◆ TO DO: Would you transcribe the listing that follows, character for character, and omit its images?

[start]

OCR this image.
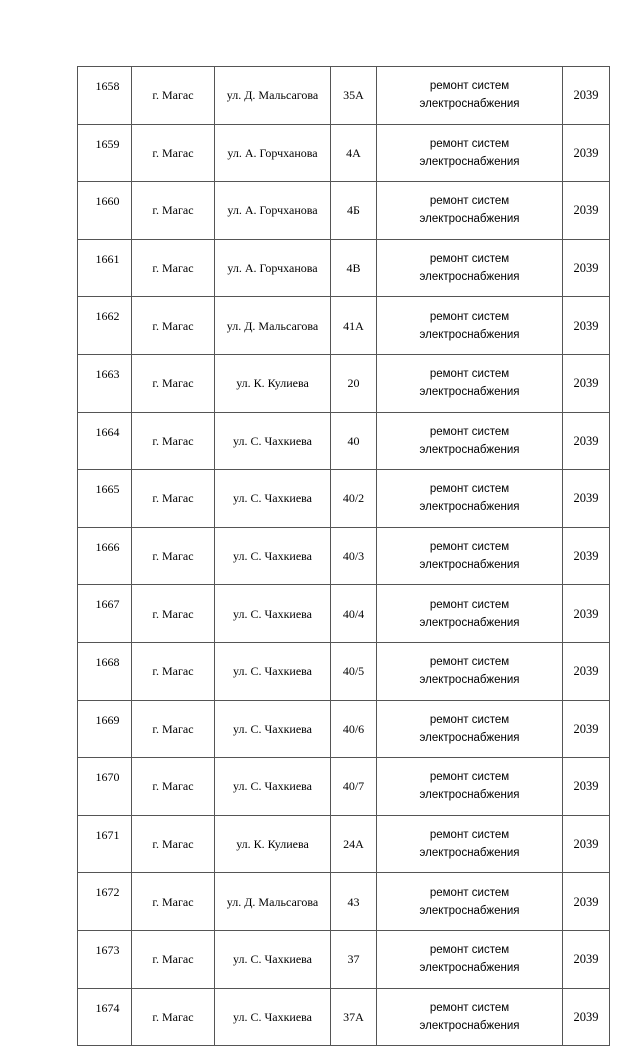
1658	г. Магас	ул. Д. Мальсагова	35А	ремонт систем
электроснабжения	2039
1659	г. Магас	ул. А. Горчханова	4А	ремонт систем
электроснабжения	2039
1660	г. Магас	ул. А. Горчханова	4Б	ремонт систем
электроснабжения	2039
1661	г. Магас	ул. А. Горчханова	4В	ремонт систем
электроснабжения	2039
1662	г. Магас	ул. Д. Мальсагова	41А	ремонт систем
электроснабжения	2039
1663	г. Магас	ул. К. Кулиева	20	ремонт систем
электроснабжения	2039
1664	г. Магас	ул. С. Чахкиева	40	ремонт систем
электроснабжения	2039
1665	г. Магас	ул. С. Чахкиева	40/2	ремонт систем
электроснабжения	2039
1666	г. Магас	ул. С. Чахкиева	40/3	ремонт систем
электроснабжения	2039
1667	г. Магас	ул. С. Чахкиева	40/4	ремонт систем
электроснабжения	2039
1668	г. Магас	ул. С. Чахкиева	40/5	ремонт систем
электроснабжения	2039
1669	г. Магас	ул. С. Чахкиева	40/6	ремонт систем
электроснабжения	2039
1670	г. Магас	ул. С. Чахкиева	40/7	ремонт систем
электроснабжения	2039
1671	г. Магас	ул. К. Кулиева	24А	ремонт систем
электроснабжения	2039
1672	г. Магас	ул. Д. Мальсагова	43	ремонт систем
электроснабжения	2039
1673	г. Магас	ул. С. Чахкиева	37	ремонт систем
электроснабжения	2039
1674	г. Магас	ул. С. Чахкиева	37А	ремонт систем
электроснабжения	2039
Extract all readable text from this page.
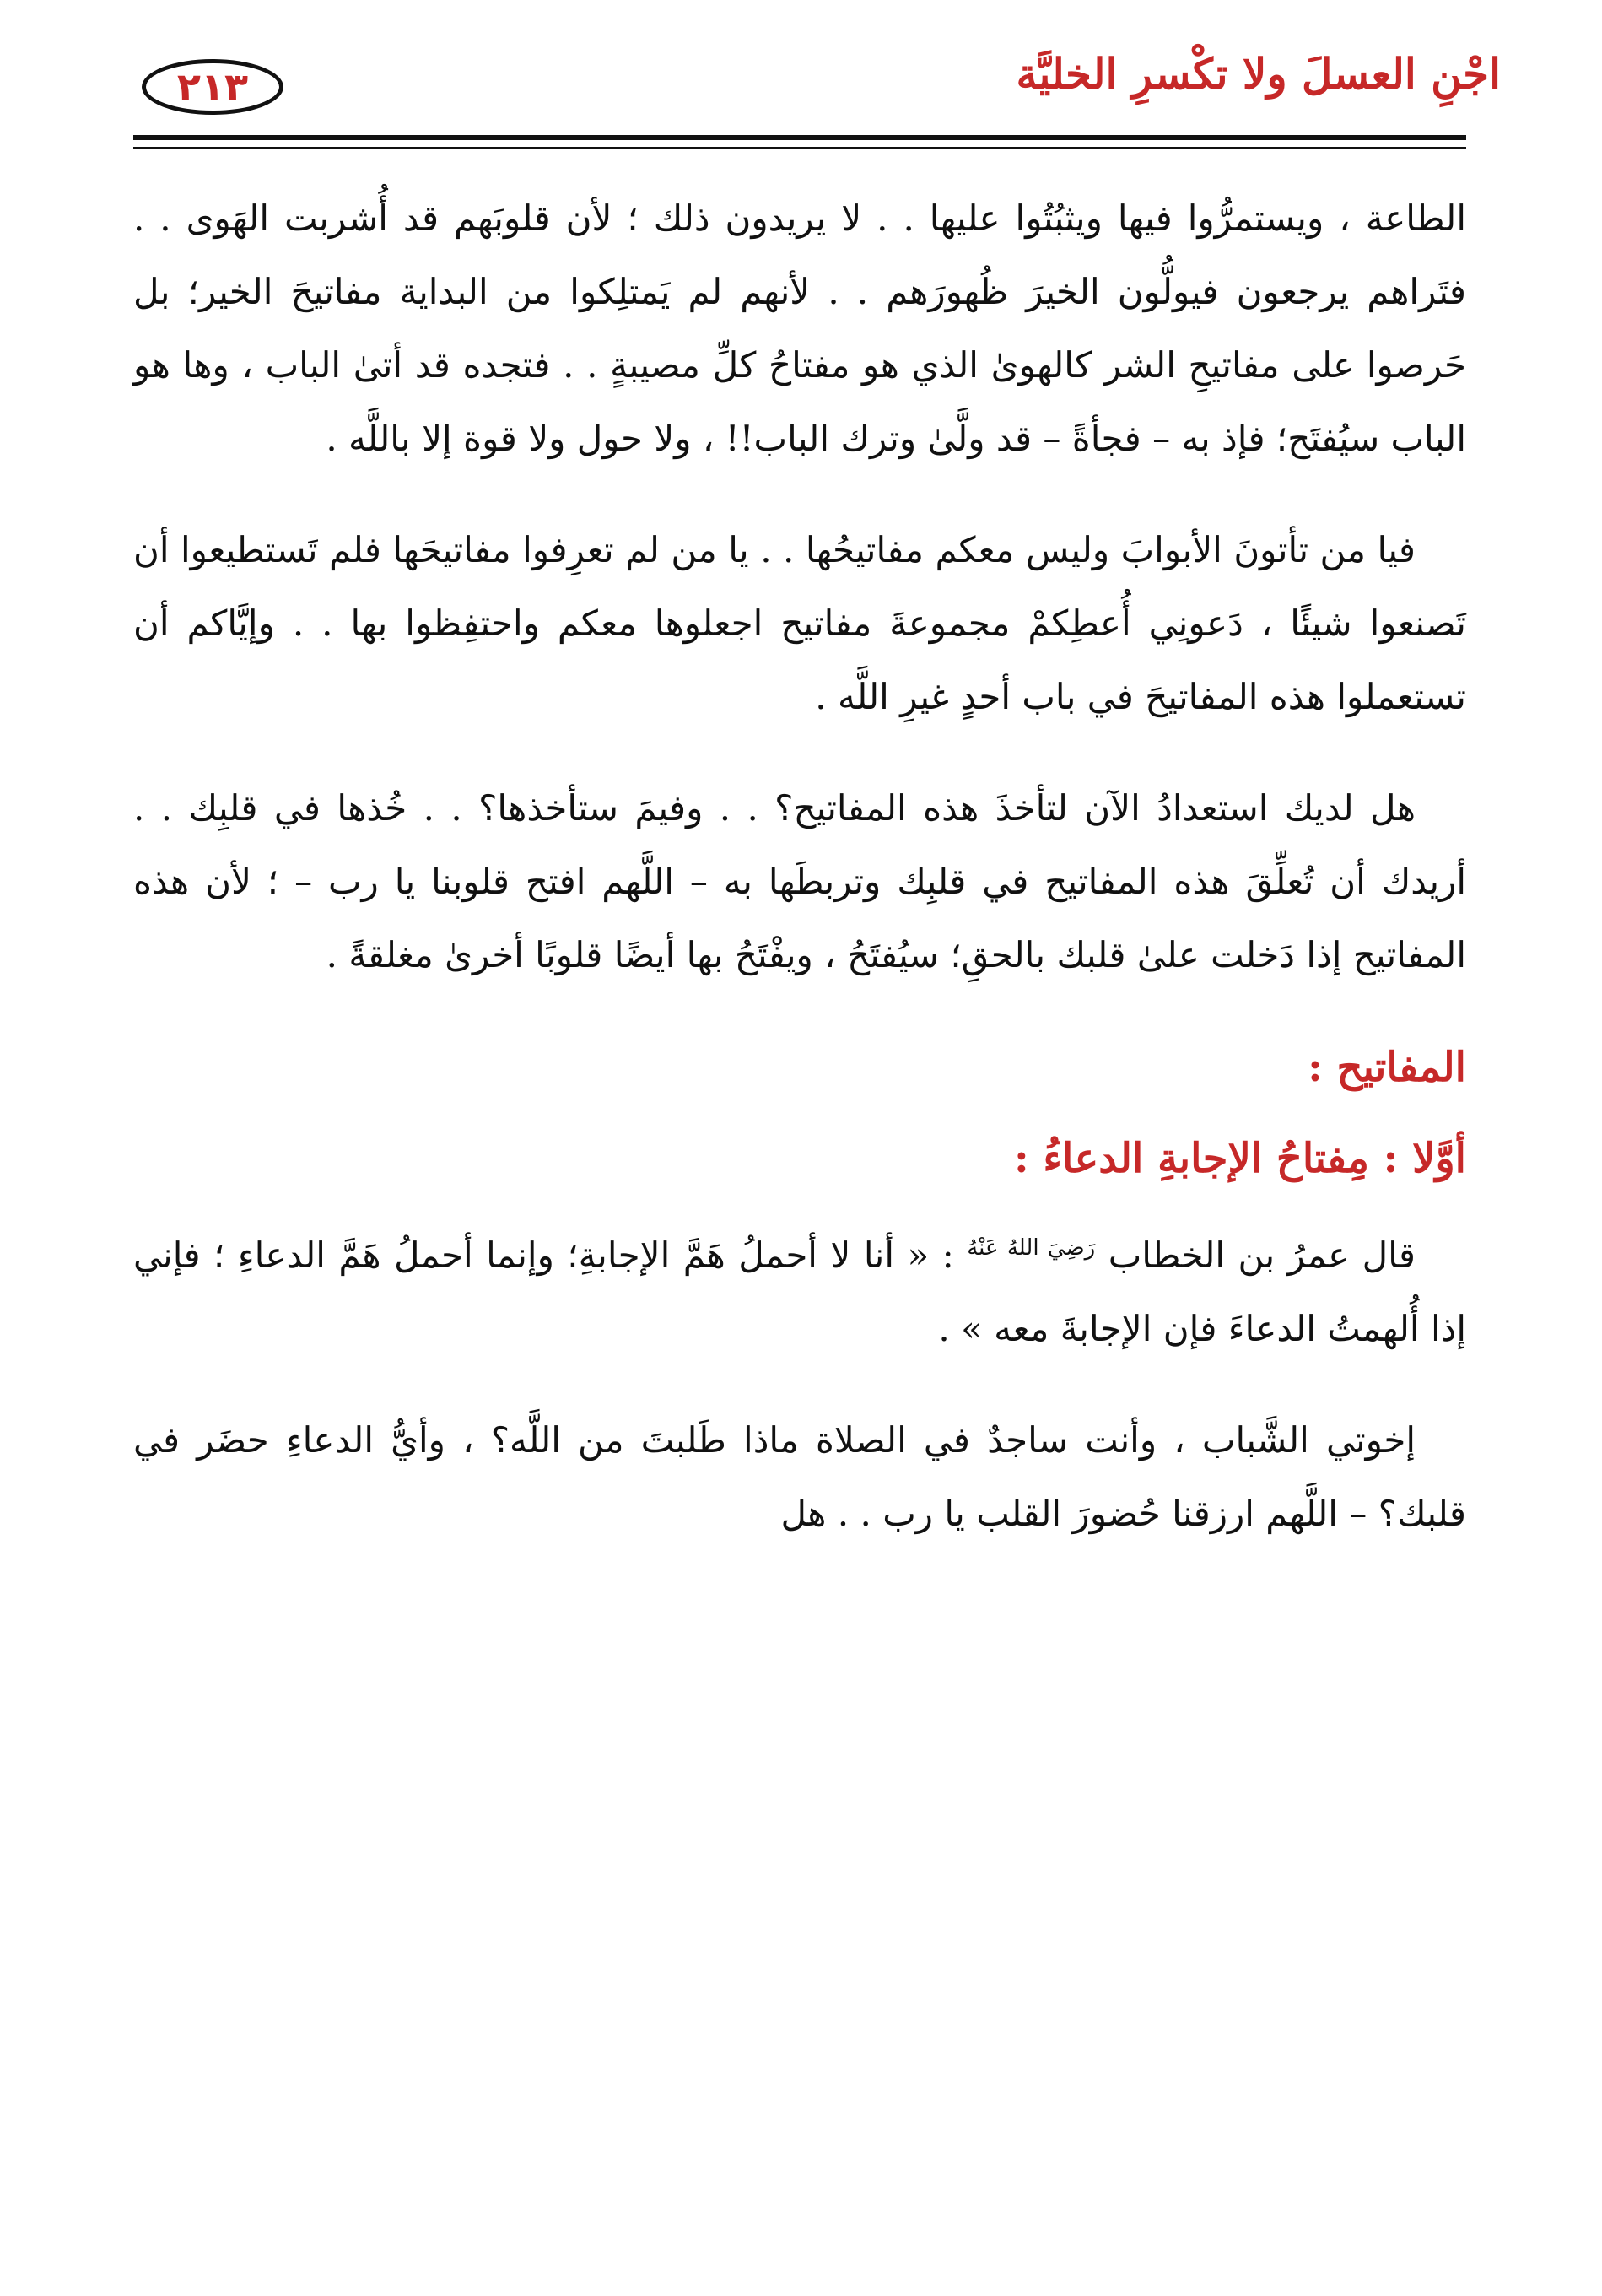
٢١٣	اجْنِ العسلَ ولا تكْسرِ الخليَّة

الطاعة ، ويستمرُّوا فيها ويثبُتُوا عليها . . لا يريدون ذلك ؛ لأن قلوبَهم قد أُشربت الهَوى . . فتَراهم يرجعون فيولُّون الخيرَ ظُهورَهم . . لأنهم لم يَمتلِكوا من البداية مفاتيحَ الخير؛ بل حَرصوا على مفاتيحِ الشر كالهوىٰ الذي هو مفتاحُ كلِّ مصيبةٍ . . فتجده قد أتىٰ الباب ، وها هو الباب سيُفتَح؛ فإذ به – فجأةً – قد ولَّىٰ وترك الباب!! ، ولا حول ولا قوة إلا باللَّه .

فيا من تأتونَ الأبوابَ وليس معكم مفاتيحُها . . يا من لم تعرِفوا مفاتيحَها فلم تَستطيعوا أن تَصنعوا شيئًا ، دَعونِي أُعطِكمْ مجموعةَ مفاتيح اجعلوها معكم واحتفِظوا بها . . وإيَّاكم أن تستعملوا هذه المفاتيحَ في باب أحدٍ غيرِ اللَّه .

هل لديك استعدادُ الآن لتأخذَ هذه المفاتيح؟ . . وفيمَ ستأخذها؟ . . خُذها في قلبِك . . أريدك أن تُعلِّقَ هذه المفاتيح في قلبِك وتربطَها به – اللَّهم افتح قلوبنا يا رب – ؛ لأن هذه المفاتيح إذا دَخلت علىٰ قلبك بالحقِ؛ سيُفتَحُ ، ويفْتَحُ بها أيضًا قلوبًا أخرىٰ مغلقةً .

المفاتيح :
أوَّلا : مِفتاحُ الإجابةِ الدعاءُ :

قال عمرُ بن الخطاب $^{رَضِيَ اللهُ عَنْهُ}$ : « أنا لا أحملُ هَمَّ الإجابةِ؛ وإنما أحملُ هَمَّ الدعاءِ ؛ فإني إذا أُلهمتُ الدعاءَ فإن الإجابةَ معه » .

إخوتي الشَّباب ، وأنت ساجدٌ في الصلاة ماذا طَلبتَ من اللَّه؟ ، وأيُّ الدعاءِ حضَر في قلبك؟ – اللَّهم ارزقنا حُضورَ القلب يا رب . . هل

[end]

◆ RESPONSE:
OCR this image.
1658	г. Магас	ул. Д. Мальсагова	35А	ремонт систем
электроснабжения	2039
1659	г. Магас	ул. А. Горчханова	4А	ремонт систем
электроснабжения	2039
1660	г. Магас	ул. А. Горчханова	4Б	ремонт систем
электроснабжения	2039
1661	г. Магас	ул. А. Горчханова	4В	ремонт систем
электроснабжения	2039
1662	г. Магас	ул. Д. Мальсагова	41А	ремонт систем
электроснабжения	2039
1663	г. Магас	ул. К. Кулиева	20	ремонт систем
электроснабжения	2039
1664	г. Магас	ул. С. Чахкиева	40	ремонт систем
электроснабжения	2039
1665	г. Магас	ул. С. Чахкиева	40/2	ремонт систем
электроснабжения	2039
1666	г. Магас	ул. С. Чахкиева	40/3	ремонт систем
электроснабжения	2039
1667	г. Магас	ул. С. Чахкиева	40/4	ремонт систем
электроснабжения	2039
1668	г. Магас	ул. С. Чахкиева	40/5	ремонт систем
электроснабжения	2039
1669	г. Магас	ул. С. Чахкиева	40/6	ремонт систем
электроснабжения	2039
1670	г. Магас	ул. С. Чахкиева	40/7	ремонт систем
электроснабжения	2039
1671	г. Магас	ул. К. Кулиева	24А	ремонт систем
электроснабжения	2039
1672	г. Магас	ул. Д. Мальсагова	43	ремонт систем
электроснабжения	2039
1673	г. Магас	ул. С. Чахкиева	37	ремонт систем
электроснабжения	2039
1674	г. Магас	ул. С. Чахкиева	37А	ремонт систем
электроснабжения	2039
Extract all readable text from this page.
٢١٣	اجْنِ العسلَ ولا تكْسرِ الخليَّة

الطاعة ، ويستمرُّوا فيها ويثبُتُوا عليها . . لا يريدون ذلك ؛ لأن قلوبَهم قد أُشربت الهَوى . . فتَراهم يرجعون فيولُّون الخيرَ ظُهورَهم . . لأنهم لم يَمتلِكوا من البداية مفاتيحَ الخير؛ بل حَرصوا على مفاتيحِ الشر كالهوىٰ الذي هو مفتاحُ كلِّ مصيبةٍ . . فتجده قد أتىٰ الباب ، وها هو الباب سيُفتَح؛ فإذ به – فجأةً – قد ولَّىٰ وترك الباب!! ، ولا حول ولا قوة إلا باللَّه .

فيا من تأتونَ الأبوابَ وليس معكم مفاتيحُها . . يا من لم تعرِفوا مفاتيحَها فلم تَستطيعوا أن تَصنعوا شيئًا ، دَعونِي أُعطِكمْ مجموعةَ مفاتيح اجعلوها معكم واحتفِظوا بها . . وإيَّاكم أن تستعملوا هذه المفاتيحَ في باب أحدٍ غيرِ اللَّه .

هل لديك استعدادُ الآن لتأخذَ هذه المفاتيح؟ . . وفيمَ ستأخذها؟ . . خُذها في قلبِك . . أريدك أن تُعلِّقَ هذه المفاتيح في قلبِك وتربطَها به – اللَّهم افتح قلوبنا يا رب – ؛ لأن هذه المفاتيح إذا دَخلت علىٰ قلبك بالحقِ؛ سيُفتَحُ ، ويفْتَحُ بها أيضًا قلوبًا أخرىٰ مغلقةً .

المفاتيح :
أوَّلا : مِفتاحُ الإجابةِ الدعاءُ :

قال عمرُ بن الخطاب $^{رَضِيَ اللهُ عَنْهُ}$ : « أنا لا أحملُ هَمَّ الإجابةِ؛ وإنما أحملُ هَمَّ الدعاءِ ؛ فإني إذا أُلهمتُ الدعاءَ فإن الإجابةَ معه » .

إخوتي الشَّباب ، وأنت ساجدٌ في الصلاة ماذا طَلبتَ من اللَّه؟ ، وأيُّ الدعاءِ حضَر في قلبك؟ – اللَّهم ارزقنا حُضورَ القلب يا رب . . هل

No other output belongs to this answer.